» Directions:
- A) According to the figure captions on nitric oxide donors, what values did tetanic [Ca²⁺]_i go from and to after the short exposure to SNAC?
- B) Say whether each statement agrees with the figure captions on nitric oxide donors, answering yes or no and quoting the deciding words: (i) The fibre was exposed to SNAC for 10 minutes before the second record. (ii) The [Ca²⁺]_i records were obtained with indo-1. (iii) Nine fibres were used for NP.
- C) Continue the figure captions on nitric oxide donors after their last sentence.
━━━ Page extract ━━━
Figure 1. Effect of SNAC on submaximal [Ca²⁺]_i and force

Original records from 40 Hz tetani produced in one fibre under control conditions, after 4 min exposure to 0.25 mM SNAC, and after wash-out. The upper part of the figure shows [Ca²⁺]_i records obtained with indo-1 and the lower part shows force. The bars show the mean [Ca²⁺]_i over the period where measurements were done. The short exposure to SNAC increased tetanic [Ca²⁺]_i from 0.69 to 0.77 μM. In this fibre the increase in [Ca²⁺]_i was accompanied by a small (3 %) decrease of force (measured during the same period as [Ca²⁺]_i). Both [Ca²⁺]_i and force had returned to their control values 1 min after wash-out of SNAC.

Figure 2. Nitric oxide donors increase tetanic [Ca²⁺]_i but not force

Relative changes of tetanic [Ca²⁺]_i (A) and force (B) as a result of exposure to the drugs indicated below the columns. Results are presented as means ±s.e.m. from fixed-frequency comparisons within each fibre; n= 12 for SNAC, 9 for NP, 7 for NO₂⁻, 8 for LY83583, and 9 for SNAC + LY83583. * Significant difference from control (P < 0.05). Tetanic [Ca²⁺]_i was elevated with all the treatments: SNAC, 109 ± 3 %; NP, 107 ± 2 %; NO₂⁻, 110 ± 3 %; LY83583, 107 ± 2 %; LY83583 + SNAC, 106 ± 1 %. LY83583 also increased force (108 ± 3 %).
━━━ Data records ━━━
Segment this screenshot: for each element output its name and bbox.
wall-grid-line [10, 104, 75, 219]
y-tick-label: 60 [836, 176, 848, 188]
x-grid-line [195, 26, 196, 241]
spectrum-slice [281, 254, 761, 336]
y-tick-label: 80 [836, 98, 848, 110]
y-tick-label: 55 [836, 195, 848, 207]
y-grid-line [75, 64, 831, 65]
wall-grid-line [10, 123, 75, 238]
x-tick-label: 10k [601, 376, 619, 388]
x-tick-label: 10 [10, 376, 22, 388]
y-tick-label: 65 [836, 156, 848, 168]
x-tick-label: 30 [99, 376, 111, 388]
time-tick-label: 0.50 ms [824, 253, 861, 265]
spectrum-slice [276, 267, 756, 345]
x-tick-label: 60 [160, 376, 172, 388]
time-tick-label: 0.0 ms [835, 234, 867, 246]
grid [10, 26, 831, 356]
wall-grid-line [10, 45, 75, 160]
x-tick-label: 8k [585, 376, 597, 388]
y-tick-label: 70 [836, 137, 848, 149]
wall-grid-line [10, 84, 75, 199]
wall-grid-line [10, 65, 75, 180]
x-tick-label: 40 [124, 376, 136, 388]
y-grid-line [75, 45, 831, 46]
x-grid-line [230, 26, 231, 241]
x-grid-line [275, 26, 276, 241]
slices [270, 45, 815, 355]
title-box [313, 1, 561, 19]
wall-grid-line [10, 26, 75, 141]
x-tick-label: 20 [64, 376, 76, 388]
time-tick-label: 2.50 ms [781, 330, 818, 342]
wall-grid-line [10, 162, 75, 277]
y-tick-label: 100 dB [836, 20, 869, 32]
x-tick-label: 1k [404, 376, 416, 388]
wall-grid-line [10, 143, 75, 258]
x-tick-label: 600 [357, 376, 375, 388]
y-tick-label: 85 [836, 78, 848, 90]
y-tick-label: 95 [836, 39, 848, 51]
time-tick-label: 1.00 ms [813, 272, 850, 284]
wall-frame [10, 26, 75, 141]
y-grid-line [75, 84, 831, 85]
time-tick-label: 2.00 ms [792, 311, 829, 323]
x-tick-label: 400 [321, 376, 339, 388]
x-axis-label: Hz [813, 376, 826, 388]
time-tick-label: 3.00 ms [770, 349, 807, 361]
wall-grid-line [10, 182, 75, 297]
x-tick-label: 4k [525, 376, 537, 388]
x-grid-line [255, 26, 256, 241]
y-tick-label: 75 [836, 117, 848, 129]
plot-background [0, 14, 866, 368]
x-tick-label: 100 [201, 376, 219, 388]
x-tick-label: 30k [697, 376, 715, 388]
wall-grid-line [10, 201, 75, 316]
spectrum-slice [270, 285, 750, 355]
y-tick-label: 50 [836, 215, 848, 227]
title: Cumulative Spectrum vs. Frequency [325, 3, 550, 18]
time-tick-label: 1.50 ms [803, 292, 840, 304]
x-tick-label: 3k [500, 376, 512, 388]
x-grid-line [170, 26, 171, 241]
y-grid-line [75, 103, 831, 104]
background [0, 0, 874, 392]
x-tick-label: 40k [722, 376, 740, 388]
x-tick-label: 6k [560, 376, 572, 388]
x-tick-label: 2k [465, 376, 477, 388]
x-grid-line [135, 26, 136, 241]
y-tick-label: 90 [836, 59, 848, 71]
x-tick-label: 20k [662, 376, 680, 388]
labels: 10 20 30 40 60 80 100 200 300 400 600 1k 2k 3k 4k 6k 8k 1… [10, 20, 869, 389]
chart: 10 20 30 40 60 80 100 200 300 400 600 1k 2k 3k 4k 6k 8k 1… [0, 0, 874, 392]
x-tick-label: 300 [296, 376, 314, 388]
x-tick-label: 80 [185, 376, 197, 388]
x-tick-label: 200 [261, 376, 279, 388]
━━━
» Exercise answers:
- A) It rose from 0.69 to 0.77 μM.

- B)
(i) No: "after 4 min exposure to 0.25 mM SNAC"
(ii) Yes: "[Ca²⁺]_i records obtained with indo-1"
(iii) Yes: "9 for NP"

- C)
Figure 3. SNAC decreases the SR Ca²⁺ pumping rate

A, averaged records from twelve fibres showing the recovery of [Ca²⁺]_i at the end of tetanic stimulation under control conditions and during exposure to SNAC. SNAC caused an upward and parallel shift of the [Ca²⁺]_i tail. B, analysis of the SR function according to eqn (1) performed on double exponential fits of the [Ca²⁺]_i tails (A, dashed lines). Control, • and dashed line; SNAC, ○ and continuous line. SNAC had no significant effect on the SR Ca²⁺ leak (L), whereas the rate of SR Ca²⁺ pumping (reflected by A in eqn (1)) was reduced to about 67 % of the control value.

Figure 4. Effect on force production at saturating [Ca²⁺]_i

Original records of [Ca²⁺]_i (upper traces) and force (lower traces) from 100 Hz tetani produced in the presence of 10 mM caffeine. [Ca²⁺]_i was high in both contractions and the forces were almost identical. Force during co-incubation with caffeine was 422 ± 18 kPa for control, and 420 ± 21 kPa for SNAC (n= 5).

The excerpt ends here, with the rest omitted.